Task statement: Can you copy out, word for word, the lines of the records below starting at the line containing "Itemize the components" and ending at the line containing "swap-icon: ⇄ <box>769 289 805 325</box>"?

··· Given data

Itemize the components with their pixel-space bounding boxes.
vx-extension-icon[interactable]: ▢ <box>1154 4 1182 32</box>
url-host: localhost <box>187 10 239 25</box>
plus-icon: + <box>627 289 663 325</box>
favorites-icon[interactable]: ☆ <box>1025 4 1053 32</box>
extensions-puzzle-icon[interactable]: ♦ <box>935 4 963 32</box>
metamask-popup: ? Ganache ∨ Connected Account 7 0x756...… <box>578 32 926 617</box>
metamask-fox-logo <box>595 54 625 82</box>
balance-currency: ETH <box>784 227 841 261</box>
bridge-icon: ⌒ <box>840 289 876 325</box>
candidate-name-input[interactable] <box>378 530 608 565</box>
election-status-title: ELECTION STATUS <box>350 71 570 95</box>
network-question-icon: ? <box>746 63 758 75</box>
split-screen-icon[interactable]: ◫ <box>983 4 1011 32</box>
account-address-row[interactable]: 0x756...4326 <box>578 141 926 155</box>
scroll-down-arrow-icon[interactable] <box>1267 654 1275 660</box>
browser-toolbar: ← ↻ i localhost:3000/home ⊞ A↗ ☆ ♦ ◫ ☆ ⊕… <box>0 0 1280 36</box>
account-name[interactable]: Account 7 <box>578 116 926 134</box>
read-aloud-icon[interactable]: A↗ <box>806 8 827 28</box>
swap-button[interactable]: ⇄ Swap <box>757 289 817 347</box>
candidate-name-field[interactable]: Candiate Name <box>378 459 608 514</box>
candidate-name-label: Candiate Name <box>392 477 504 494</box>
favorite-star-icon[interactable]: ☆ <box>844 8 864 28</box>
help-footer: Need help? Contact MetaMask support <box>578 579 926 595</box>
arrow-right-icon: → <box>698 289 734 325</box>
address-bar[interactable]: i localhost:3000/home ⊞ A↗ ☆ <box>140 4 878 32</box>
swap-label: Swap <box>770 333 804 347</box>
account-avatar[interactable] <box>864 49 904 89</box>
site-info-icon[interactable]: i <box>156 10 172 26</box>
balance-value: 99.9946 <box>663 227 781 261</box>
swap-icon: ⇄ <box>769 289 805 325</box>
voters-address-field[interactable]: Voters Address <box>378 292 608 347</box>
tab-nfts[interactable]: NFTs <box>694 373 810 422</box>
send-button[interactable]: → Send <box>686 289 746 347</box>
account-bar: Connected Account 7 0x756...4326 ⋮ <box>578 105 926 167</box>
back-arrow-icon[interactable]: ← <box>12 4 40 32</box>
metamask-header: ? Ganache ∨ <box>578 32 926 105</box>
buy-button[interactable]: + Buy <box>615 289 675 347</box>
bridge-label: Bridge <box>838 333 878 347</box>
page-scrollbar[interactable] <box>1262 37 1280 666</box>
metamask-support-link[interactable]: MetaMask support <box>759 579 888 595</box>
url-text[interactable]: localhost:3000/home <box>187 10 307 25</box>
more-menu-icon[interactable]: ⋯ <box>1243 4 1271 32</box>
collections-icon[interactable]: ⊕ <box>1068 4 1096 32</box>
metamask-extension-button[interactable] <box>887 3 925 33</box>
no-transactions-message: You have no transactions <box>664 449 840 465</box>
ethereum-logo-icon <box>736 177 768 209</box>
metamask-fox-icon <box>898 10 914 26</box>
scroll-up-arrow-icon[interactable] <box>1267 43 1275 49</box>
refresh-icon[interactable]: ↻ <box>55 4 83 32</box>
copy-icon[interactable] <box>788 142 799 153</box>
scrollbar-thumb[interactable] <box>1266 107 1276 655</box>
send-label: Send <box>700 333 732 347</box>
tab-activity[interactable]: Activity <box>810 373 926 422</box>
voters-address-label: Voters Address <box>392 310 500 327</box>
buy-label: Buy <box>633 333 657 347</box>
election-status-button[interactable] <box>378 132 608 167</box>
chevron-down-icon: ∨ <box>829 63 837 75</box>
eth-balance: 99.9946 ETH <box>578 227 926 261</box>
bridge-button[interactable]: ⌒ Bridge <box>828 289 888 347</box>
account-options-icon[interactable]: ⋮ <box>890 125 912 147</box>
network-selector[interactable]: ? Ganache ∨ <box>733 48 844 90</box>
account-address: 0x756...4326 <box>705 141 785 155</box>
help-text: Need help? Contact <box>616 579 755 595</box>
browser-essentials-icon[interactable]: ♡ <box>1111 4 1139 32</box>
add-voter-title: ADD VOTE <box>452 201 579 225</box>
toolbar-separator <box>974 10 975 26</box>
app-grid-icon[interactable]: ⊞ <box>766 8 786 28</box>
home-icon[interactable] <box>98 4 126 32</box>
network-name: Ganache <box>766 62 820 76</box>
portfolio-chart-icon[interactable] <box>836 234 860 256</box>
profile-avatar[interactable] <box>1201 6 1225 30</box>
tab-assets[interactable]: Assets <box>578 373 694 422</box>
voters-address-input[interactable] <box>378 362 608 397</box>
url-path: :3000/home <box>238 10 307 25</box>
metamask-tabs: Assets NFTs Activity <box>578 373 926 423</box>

······
··· Given data

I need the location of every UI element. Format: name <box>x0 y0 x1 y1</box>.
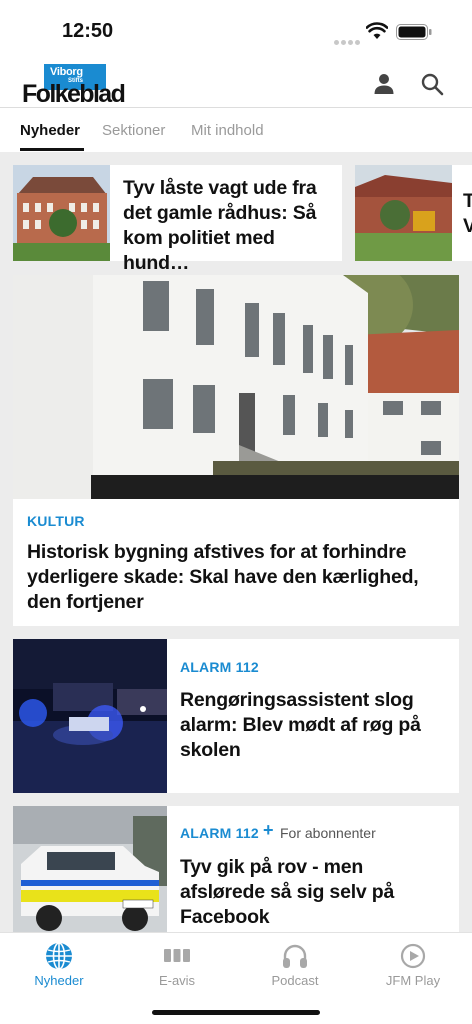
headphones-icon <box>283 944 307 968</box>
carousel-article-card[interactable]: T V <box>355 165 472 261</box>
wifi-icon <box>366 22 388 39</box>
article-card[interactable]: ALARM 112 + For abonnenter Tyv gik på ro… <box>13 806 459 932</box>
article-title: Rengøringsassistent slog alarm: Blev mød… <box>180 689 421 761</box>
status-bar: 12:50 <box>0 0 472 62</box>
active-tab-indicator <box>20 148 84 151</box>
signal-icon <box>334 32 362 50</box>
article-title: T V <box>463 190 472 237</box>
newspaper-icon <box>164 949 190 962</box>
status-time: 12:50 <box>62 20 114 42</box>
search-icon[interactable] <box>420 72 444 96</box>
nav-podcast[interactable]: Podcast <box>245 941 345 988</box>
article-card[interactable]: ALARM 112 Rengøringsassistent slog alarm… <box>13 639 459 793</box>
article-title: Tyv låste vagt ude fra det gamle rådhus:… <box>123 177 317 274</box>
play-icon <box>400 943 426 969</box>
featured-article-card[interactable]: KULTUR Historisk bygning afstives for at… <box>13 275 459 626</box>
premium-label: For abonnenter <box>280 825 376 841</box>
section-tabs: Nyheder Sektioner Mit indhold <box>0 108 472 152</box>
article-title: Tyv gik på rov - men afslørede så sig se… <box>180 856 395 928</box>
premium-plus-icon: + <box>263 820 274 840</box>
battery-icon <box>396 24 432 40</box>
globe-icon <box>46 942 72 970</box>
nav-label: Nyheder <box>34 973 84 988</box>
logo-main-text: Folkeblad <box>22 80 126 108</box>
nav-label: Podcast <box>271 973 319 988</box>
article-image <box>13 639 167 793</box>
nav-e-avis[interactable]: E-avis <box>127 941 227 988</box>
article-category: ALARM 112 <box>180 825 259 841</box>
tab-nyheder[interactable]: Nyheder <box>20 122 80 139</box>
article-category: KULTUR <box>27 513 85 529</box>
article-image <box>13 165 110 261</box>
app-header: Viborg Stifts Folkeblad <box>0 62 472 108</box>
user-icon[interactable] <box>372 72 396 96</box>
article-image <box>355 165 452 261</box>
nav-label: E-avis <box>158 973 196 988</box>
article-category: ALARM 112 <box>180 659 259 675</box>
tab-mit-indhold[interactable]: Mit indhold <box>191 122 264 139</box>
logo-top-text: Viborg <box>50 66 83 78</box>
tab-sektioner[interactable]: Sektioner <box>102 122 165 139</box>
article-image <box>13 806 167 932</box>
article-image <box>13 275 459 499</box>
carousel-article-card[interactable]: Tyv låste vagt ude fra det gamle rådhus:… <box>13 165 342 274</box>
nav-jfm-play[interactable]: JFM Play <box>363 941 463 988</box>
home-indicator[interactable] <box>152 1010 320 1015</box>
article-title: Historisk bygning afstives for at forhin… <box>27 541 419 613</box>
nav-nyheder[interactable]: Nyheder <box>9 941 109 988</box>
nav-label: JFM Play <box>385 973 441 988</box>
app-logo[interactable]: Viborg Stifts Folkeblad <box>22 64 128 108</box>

······

Reply to the task:
Itemize the components with their pixel-space bounding boxes.
vx-extension-icon[interactable]: ▢ <box>1154 4 1182 32</box>
url-host: localhost <box>187 10 239 25</box>
plus-icon: + <box>627 289 663 325</box>
favorites-icon[interactable]: ☆ <box>1025 4 1053 32</box>
extensions-puzzle-icon[interactable]: ♦ <box>935 4 963 32</box>
metamask-popup: ? Ganache ∨ Connected Account 7 0x756...… <box>578 32 926 617</box>
metamask-fox-logo <box>595 54 625 82</box>
balance-currency: ETH <box>784 227 841 261</box>
bridge-icon: ⌒ <box>840 289 876 325</box>
candidate-name-input[interactable] <box>378 530 608 565</box>
election-status-title: ELECTION STATUS <box>350 71 570 95</box>
network-question-icon: ? <box>746 63 758 75</box>
split-screen-icon[interactable]: ◫ <box>983 4 1011 32</box>
account-address-row[interactable]: 0x756...4326 <box>578 141 926 155</box>
scroll-down-arrow-icon[interactable] <box>1267 654 1275 660</box>
browser-toolbar: ← ↻ i localhost:3000/home ⊞ A↗ ☆ ♦ ◫ ☆ ⊕… <box>0 0 1280 36</box>
account-name[interactable]: Account 7 <box>578 116 926 134</box>
read-aloud-icon[interactable]: A↗ <box>806 8 827 28</box>
swap-button[interactable]: ⇄ Swap <box>757 289 817 347</box>
candidate-name-field[interactable]: Candiate Name <box>378 459 608 514</box>
candidate-name-label: Candiate Name <box>392 477 504 494</box>
favorite-star-icon[interactable]: ☆ <box>844 8 864 28</box>
help-footer: Need help? Contact MetaMask support <box>578 579 926 595</box>
arrow-right-icon: → <box>698 289 734 325</box>
address-bar[interactable]: i localhost:3000/home ⊞ A↗ ☆ <box>140 4 878 32</box>
swap-label: Swap <box>770 333 804 347</box>
account-avatar[interactable] <box>864 49 904 89</box>
site-info-icon[interactable]: i <box>156 10 172 26</box>
balance-value: 99.9946 <box>663 227 781 261</box>
swap-icon: ⇄ <box>769 289 805 325</box>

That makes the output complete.